**Records for the exercise**
----------------------------------------

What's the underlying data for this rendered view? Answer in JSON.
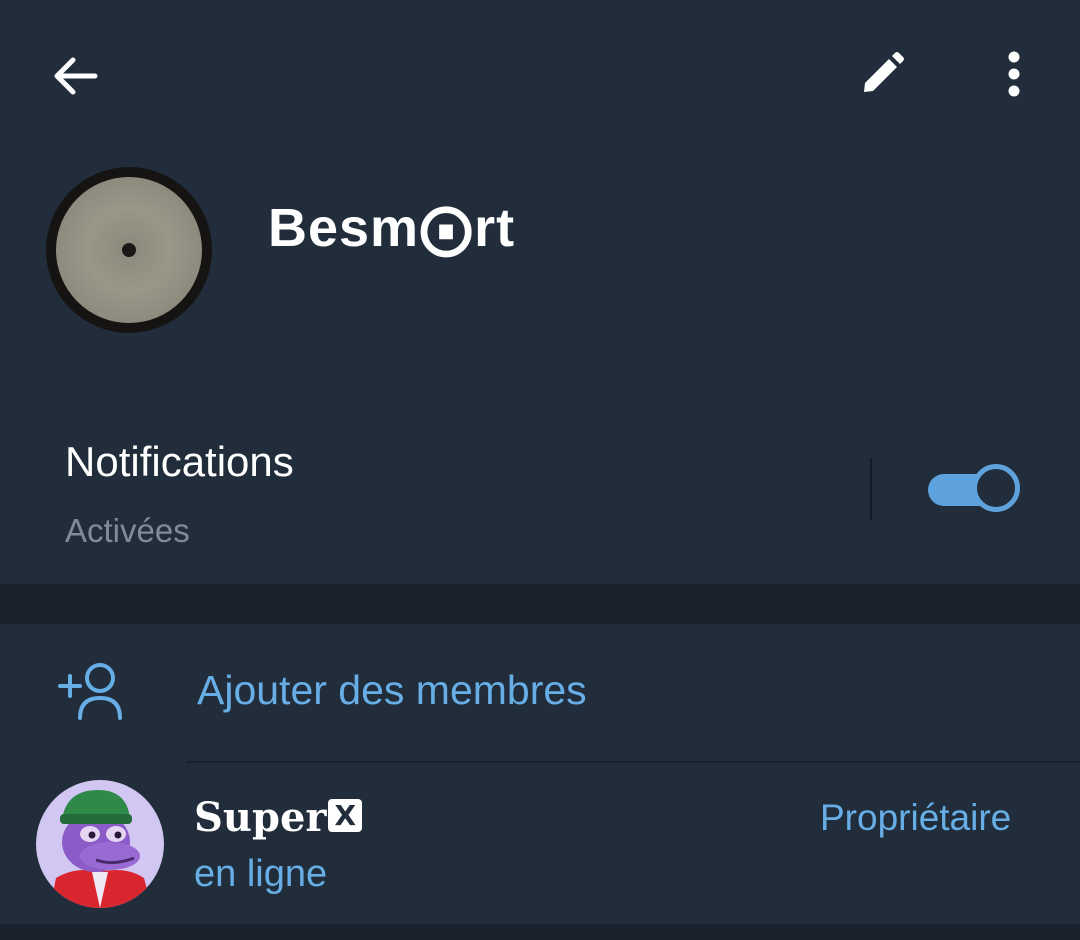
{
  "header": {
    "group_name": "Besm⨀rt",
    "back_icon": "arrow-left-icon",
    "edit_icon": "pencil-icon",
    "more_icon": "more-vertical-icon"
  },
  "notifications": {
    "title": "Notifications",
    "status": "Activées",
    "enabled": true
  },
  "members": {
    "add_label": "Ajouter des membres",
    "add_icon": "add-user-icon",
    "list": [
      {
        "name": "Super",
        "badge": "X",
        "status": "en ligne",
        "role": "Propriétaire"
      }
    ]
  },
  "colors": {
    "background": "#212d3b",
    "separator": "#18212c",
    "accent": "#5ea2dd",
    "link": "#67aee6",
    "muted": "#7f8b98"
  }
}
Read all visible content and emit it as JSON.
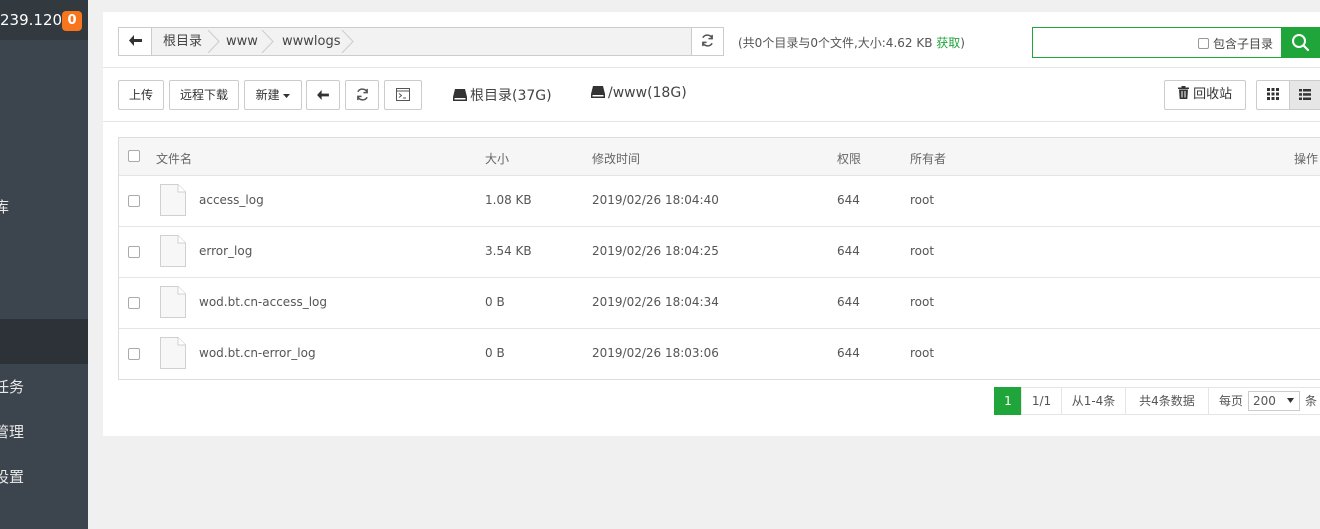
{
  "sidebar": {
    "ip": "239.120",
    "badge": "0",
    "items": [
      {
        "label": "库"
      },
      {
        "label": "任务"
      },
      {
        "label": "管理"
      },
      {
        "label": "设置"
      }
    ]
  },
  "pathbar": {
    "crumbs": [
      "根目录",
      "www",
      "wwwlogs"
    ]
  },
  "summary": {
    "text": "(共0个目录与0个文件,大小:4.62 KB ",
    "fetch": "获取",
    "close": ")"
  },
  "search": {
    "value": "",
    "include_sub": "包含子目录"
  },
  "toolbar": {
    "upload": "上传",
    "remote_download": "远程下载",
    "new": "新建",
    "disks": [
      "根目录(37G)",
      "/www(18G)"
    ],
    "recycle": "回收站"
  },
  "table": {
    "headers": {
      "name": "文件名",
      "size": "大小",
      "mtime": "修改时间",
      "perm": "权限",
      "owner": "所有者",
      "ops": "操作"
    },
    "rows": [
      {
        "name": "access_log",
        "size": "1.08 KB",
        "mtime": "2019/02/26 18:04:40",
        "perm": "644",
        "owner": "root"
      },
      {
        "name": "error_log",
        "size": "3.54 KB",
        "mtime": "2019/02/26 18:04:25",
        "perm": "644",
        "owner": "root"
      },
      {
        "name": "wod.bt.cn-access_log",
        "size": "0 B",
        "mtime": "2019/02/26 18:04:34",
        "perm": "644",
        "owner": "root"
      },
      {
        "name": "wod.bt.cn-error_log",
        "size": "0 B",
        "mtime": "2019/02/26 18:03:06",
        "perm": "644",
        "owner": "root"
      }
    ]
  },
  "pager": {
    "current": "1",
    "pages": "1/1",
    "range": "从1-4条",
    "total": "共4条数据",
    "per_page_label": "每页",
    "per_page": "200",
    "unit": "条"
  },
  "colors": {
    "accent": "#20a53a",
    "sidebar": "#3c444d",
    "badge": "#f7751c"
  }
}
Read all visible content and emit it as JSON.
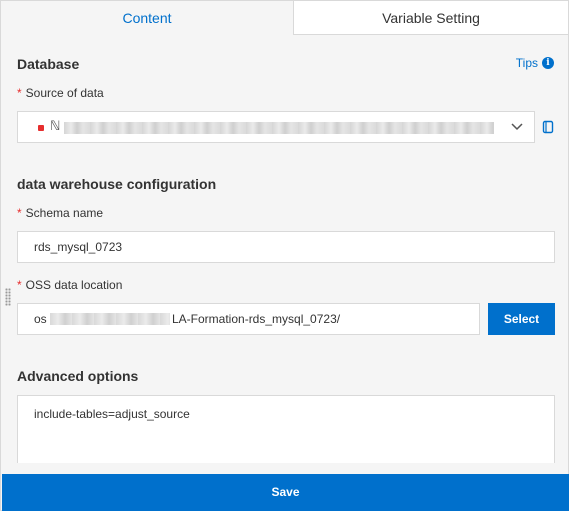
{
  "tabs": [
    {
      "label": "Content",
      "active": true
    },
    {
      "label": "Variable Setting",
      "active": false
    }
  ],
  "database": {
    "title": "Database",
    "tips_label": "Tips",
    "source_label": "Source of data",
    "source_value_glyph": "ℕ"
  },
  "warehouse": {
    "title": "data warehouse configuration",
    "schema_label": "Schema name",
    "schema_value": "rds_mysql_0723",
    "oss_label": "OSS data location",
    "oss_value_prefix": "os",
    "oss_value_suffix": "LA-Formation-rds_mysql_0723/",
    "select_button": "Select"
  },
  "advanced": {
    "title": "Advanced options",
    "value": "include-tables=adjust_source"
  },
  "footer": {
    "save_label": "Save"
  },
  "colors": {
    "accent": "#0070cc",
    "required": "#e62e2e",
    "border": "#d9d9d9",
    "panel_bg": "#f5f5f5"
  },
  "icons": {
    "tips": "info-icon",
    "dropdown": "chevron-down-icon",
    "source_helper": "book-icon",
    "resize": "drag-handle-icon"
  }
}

----------------------------------------

**Short problem**
Your job is to transcribe the entries above exactly; skip the pictures.

**Answer to the problem**
What's the underlying data for this rendered view? Answer in JSON.
{
  "header": {
    "group_name": "Besm⨀rt",
    "back_icon": "arrow-left-icon",
    "edit_icon": "pencil-icon",
    "more_icon": "more-vertical-icon"
  },
  "notifications": {
    "title": "Notifications",
    "status": "Activées",
    "enabled": true
  },
  "members": {
    "add_label": "Ajouter des membres",
    "add_icon": "add-user-icon",
    "list": [
      {
        "name": "Super",
        "badge": "X",
        "status": "en ligne",
        "role": "Propriétaire"
      }
    ]
  },
  "colors": {
    "background": "#212d3b",
    "separator": "#18212c",
    "accent": "#5ea2dd",
    "link": "#67aee6",
    "muted": "#7f8b98"
  }
}
Read all visible content and emit it as JSON.
{
  "sidebar": {
    "ip": "239.120",
    "badge": "0",
    "items": [
      {
        "label": "库"
      },
      {
        "label": "任务"
      },
      {
        "label": "管理"
      },
      {
        "label": "设置"
      }
    ]
  },
  "pathbar": {
    "crumbs": [
      "根目录",
      "www",
      "wwwlogs"
    ]
  },
  "summary": {
    "text": "(共0个目录与0个文件,大小:4.62 KB ",
    "fetch": "获取",
    "close": ")"
  },
  "search": {
    "value": "",
    "include_sub": "包含子目录"
  },
  "toolbar": {
    "upload": "上传",
    "remote_download": "远程下载",
    "new": "新建",
    "disks": [
      "根目录(37G)",
      "/www(18G)"
    ],
    "recycle": "回收站"
  },
  "table": {
    "headers": {
      "name": "文件名",
      "size": "大小",
      "mtime": "修改时间",
      "perm": "权限",
      "owner": "所有者",
      "ops": "操作"
    },
    "rows": [
      {
        "name": "access_log",
        "size": "1.08 KB",
        "mtime": "2019/02/26 18:04:40",
        "perm": "644",
        "owner": "root"
      },
      {
        "name": "error_log",
        "size": "3.54 KB",
        "mtime": "2019/02/26 18:04:25",
        "perm": "644",
        "owner": "root"
      },
      {
        "name": "wod.bt.cn-access_log",
        "size": "0 B",
        "mtime": "2019/02/26 18:04:34",
        "perm": "644",
        "owner": "root"
      },
      {
        "name": "wod.bt.cn-error_log",
        "size": "0 B",
        "mtime": "2019/02/26 18:03:06",
        "perm": "644",
        "owner": "root"
      }
    ]
  },
  "pager": {
    "current": "1",
    "pages": "1/1",
    "range": "从1-4条",
    "total": "共4条数据",
    "per_page_label": "每页",
    "per_page": "200",
    "unit": "条"
  },
  "colors": {
    "accent": "#20a53a",
    "sidebar": "#3c444d",
    "badge": "#f7751c"
  }
}
Read all visible content and emit it as JSON.
{
  "tabs": [
    {
      "label": "Content",
      "active": true
    },
    {
      "label": "Variable Setting",
      "active": false
    }
  ],
  "database": {
    "title": "Database",
    "tips_label": "Tips",
    "source_label": "Source of data",
    "source_value_glyph": "ℕ"
  },
  "warehouse": {
    "title": "data warehouse configuration",
    "schema_label": "Schema name",
    "schema_value": "rds_mysql_0723",
    "oss_label": "OSS data location",
    "oss_value_prefix": "os",
    "oss_value_suffix": "LA-Formation-rds_mysql_0723/",
    "select_button": "Select"
  },
  "advanced": {
    "title": "Advanced options",
    "value": "include-tables=adjust_source"
  },
  "footer": {
    "save_label": "Save"
  },
  "colors": {
    "accent": "#0070cc",
    "required": "#e62e2e",
    "border": "#d9d9d9",
    "panel_bg": "#f5f5f5"
  },
  "icons": {
    "tips": "info-icon",
    "dropdown": "chevron-down-icon",
    "source_helper": "book-icon",
    "resize": "drag-handle-icon"
  }
}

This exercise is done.